>> start Extracted records
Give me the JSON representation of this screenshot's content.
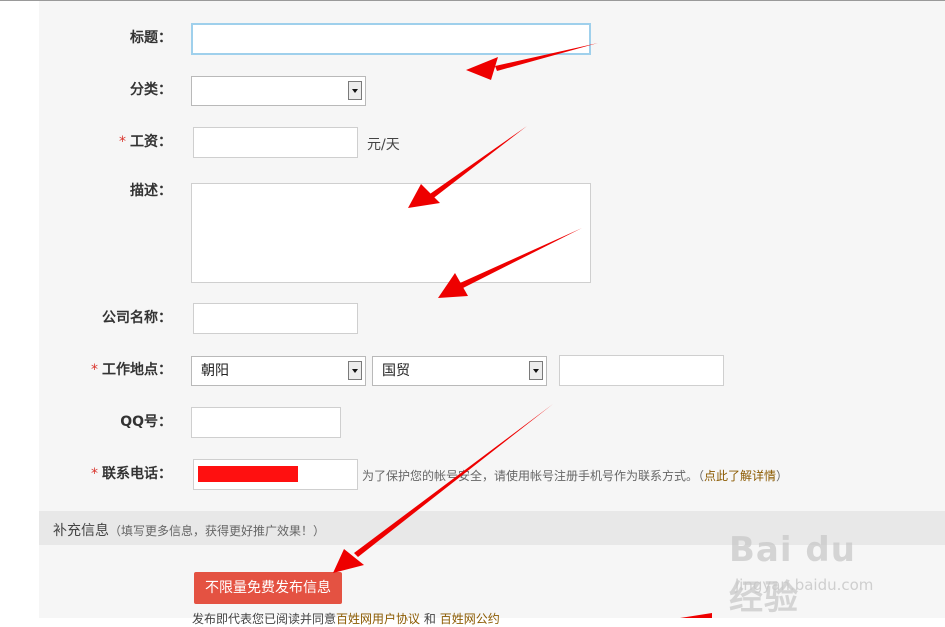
{
  "form": {
    "title_label": "标题：",
    "category_label": "分类：",
    "salary_label": "工资：",
    "salary_unit": "元/天",
    "description_label": "描述：",
    "company_label": "公司名称：",
    "location_label": "工作地点：",
    "location_district": "朝阳",
    "location_area": "国贸",
    "qq_label": "QQ号：",
    "phone_label": "联系电话：",
    "phone_hint": "为了保护您的帐号安全，请使用帐号注册手机号作为联系方式。（",
    "phone_hint_link": "点此了解详情",
    "phone_hint_end": "）",
    "required_mark": "*"
  },
  "section": {
    "title": "补充信息",
    "subtitle": "（填写更多信息，获得更好推广效果！）"
  },
  "actions": {
    "publish_label": "不限量免费发布信息"
  },
  "footer": {
    "agree_prefix": "发布即代表您已阅读并同意",
    "agree_link1": "百姓网用户协议",
    "agree_and": "和",
    "agree_link2": "百姓网公约"
  },
  "watermark": {
    "logo": "Bai du 经验",
    "url": "jingyan.baidu.com"
  },
  "colors": {
    "annotation_arrow": "#ee0000",
    "publish_button": "#e45242",
    "required": "#d9342c"
  }
}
>> end Extracted records
**What you will do**
Return all of the entries word for word, but omit the pictures.

**Response to the task**
Give me the JSON representation of this screenshot's content.
{
  "form": {
    "title_label": "标题：",
    "category_label": "分类：",
    "salary_label": "工资：",
    "salary_unit": "元/天",
    "description_label": "描述：",
    "company_label": "公司名称：",
    "location_label": "工作地点：",
    "location_district": "朝阳",
    "location_area": "国贸",
    "qq_label": "QQ号：",
    "phone_label": "联系电话：",
    "phone_hint": "为了保护您的帐号安全，请使用帐号注册手机号作为联系方式。（",
    "phone_hint_link": "点此了解详情",
    "phone_hint_end": "）",
    "required_mark": "*"
  },
  "section": {
    "title": "补充信息",
    "subtitle": "（填写更多信息，获得更好推广效果！）"
  },
  "actions": {
    "publish_label": "不限量免费发布信息"
  },
  "footer": {
    "agree_prefix": "发布即代表您已阅读并同意",
    "agree_link1": "百姓网用户协议",
    "agree_and": "和",
    "agree_link2": "百姓网公约"
  },
  "watermark": {
    "logo": "Bai du 经验",
    "url": "jingyan.baidu.com"
  },
  "colors": {
    "annotation_arrow": "#ee0000",
    "publish_button": "#e45242",
    "required": "#d9342c"
  }
}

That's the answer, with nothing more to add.